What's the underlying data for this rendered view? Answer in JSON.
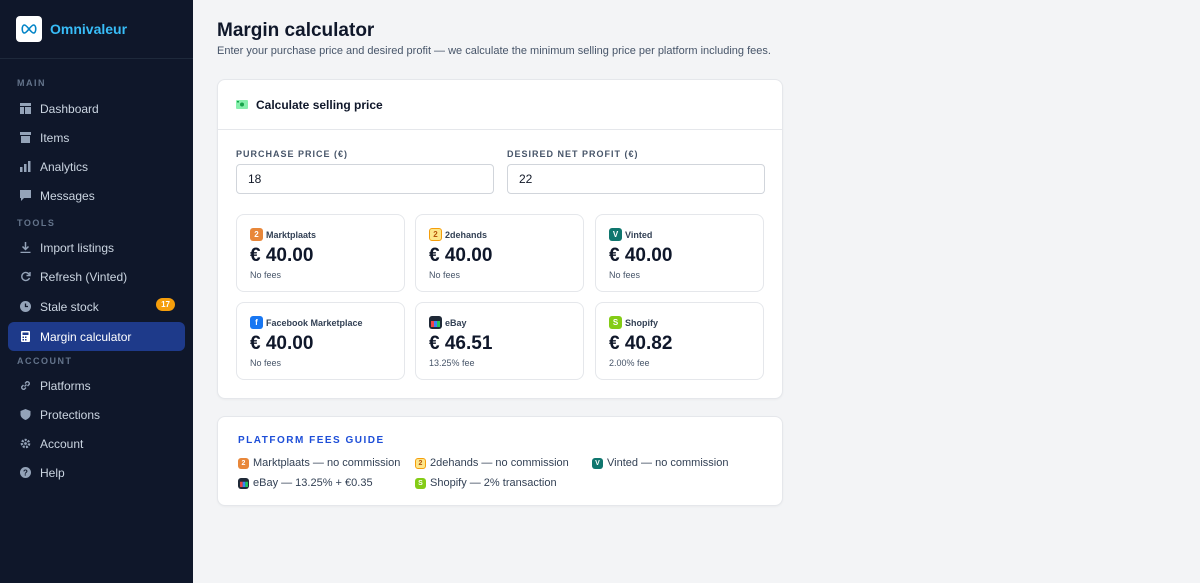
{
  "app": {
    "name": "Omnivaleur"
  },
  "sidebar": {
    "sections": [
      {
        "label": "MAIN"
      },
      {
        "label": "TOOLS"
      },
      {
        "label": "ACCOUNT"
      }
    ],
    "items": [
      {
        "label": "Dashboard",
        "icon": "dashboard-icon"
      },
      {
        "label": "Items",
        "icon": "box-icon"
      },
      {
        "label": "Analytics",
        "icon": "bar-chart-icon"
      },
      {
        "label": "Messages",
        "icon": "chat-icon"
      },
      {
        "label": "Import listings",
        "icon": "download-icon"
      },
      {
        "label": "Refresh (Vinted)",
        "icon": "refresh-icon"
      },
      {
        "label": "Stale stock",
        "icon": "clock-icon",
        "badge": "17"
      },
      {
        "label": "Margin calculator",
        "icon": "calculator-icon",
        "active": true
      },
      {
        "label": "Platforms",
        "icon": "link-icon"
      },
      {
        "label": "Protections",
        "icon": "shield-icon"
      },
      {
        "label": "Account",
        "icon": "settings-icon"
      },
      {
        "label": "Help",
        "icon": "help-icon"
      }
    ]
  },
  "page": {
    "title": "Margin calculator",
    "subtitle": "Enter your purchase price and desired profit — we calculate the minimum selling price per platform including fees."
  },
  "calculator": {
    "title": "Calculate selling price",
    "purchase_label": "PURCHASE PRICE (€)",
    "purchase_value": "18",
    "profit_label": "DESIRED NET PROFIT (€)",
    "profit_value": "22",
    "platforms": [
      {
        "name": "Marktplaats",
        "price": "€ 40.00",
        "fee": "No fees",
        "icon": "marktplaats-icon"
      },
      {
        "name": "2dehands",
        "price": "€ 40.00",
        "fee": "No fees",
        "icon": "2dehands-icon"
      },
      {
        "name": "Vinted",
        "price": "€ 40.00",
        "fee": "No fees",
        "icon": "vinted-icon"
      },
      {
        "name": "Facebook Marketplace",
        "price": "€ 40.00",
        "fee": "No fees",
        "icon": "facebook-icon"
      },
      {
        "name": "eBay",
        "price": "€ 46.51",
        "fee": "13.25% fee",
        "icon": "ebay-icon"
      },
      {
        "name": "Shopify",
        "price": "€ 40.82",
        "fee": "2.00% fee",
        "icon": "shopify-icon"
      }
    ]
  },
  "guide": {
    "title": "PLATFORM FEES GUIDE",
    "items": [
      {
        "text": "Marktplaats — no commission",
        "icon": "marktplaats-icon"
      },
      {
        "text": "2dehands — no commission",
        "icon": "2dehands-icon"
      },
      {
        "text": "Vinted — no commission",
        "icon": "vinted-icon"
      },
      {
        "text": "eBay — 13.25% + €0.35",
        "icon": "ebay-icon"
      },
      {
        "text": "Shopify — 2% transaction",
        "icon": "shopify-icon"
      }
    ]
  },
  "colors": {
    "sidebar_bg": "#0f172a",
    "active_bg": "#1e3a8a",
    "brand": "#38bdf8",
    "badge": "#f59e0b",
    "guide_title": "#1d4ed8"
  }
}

---

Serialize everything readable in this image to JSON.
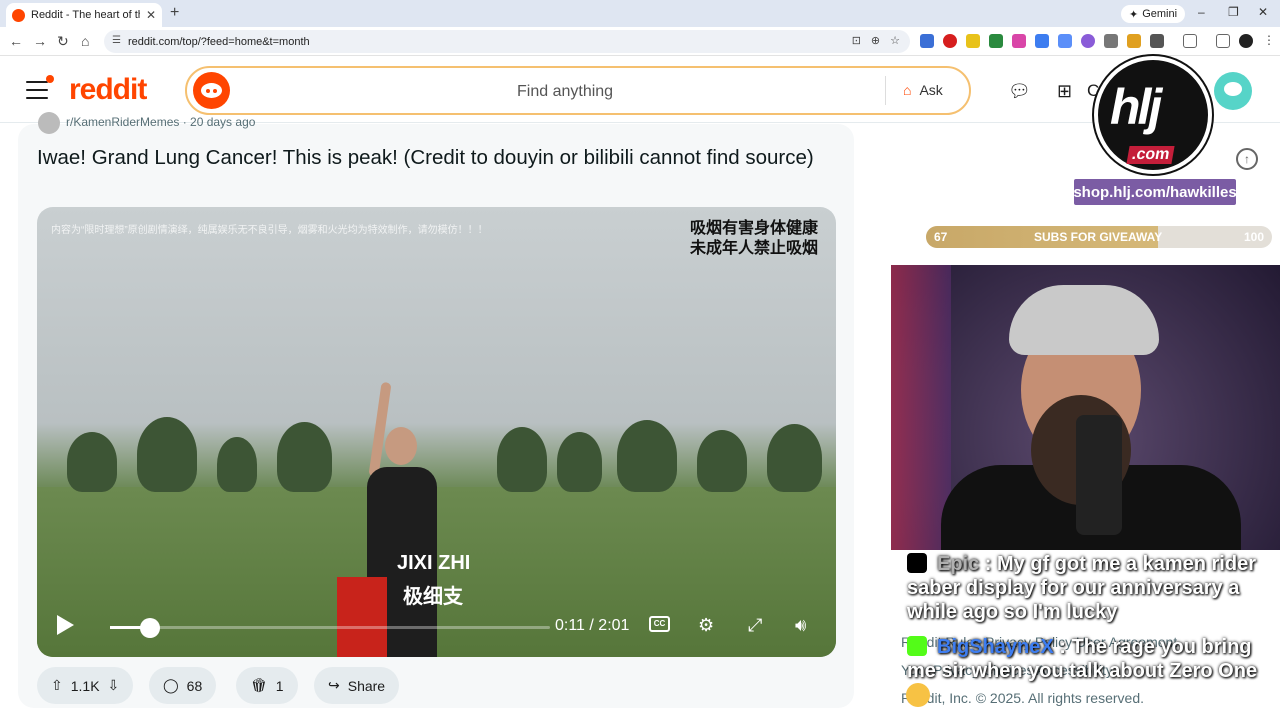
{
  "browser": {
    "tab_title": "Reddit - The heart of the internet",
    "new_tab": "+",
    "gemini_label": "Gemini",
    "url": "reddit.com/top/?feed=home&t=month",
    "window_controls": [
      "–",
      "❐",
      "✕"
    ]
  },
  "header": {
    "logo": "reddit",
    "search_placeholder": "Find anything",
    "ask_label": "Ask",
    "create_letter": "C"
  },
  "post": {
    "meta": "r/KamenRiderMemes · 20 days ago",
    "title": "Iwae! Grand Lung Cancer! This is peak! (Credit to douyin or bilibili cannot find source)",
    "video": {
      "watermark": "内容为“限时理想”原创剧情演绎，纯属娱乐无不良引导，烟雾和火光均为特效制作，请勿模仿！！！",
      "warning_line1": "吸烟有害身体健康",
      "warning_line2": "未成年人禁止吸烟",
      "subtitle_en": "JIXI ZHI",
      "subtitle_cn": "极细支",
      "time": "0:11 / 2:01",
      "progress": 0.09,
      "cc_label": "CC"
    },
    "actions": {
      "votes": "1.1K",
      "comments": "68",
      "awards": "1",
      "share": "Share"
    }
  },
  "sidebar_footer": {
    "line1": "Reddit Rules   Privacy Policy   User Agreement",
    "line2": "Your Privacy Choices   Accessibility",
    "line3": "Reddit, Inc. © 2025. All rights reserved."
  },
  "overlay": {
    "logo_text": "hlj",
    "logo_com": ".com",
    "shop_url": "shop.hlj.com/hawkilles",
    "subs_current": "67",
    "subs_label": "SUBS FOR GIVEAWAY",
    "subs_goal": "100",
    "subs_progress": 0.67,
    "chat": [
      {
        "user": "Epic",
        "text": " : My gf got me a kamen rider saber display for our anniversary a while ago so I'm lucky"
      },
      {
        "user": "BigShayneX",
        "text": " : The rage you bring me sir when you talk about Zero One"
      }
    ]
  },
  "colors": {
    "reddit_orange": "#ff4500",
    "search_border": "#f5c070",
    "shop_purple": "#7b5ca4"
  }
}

* **Requirement**
How many lines in the records hold the string "JSON"? Reply with the number alone.

* **Answer to the exercise**
2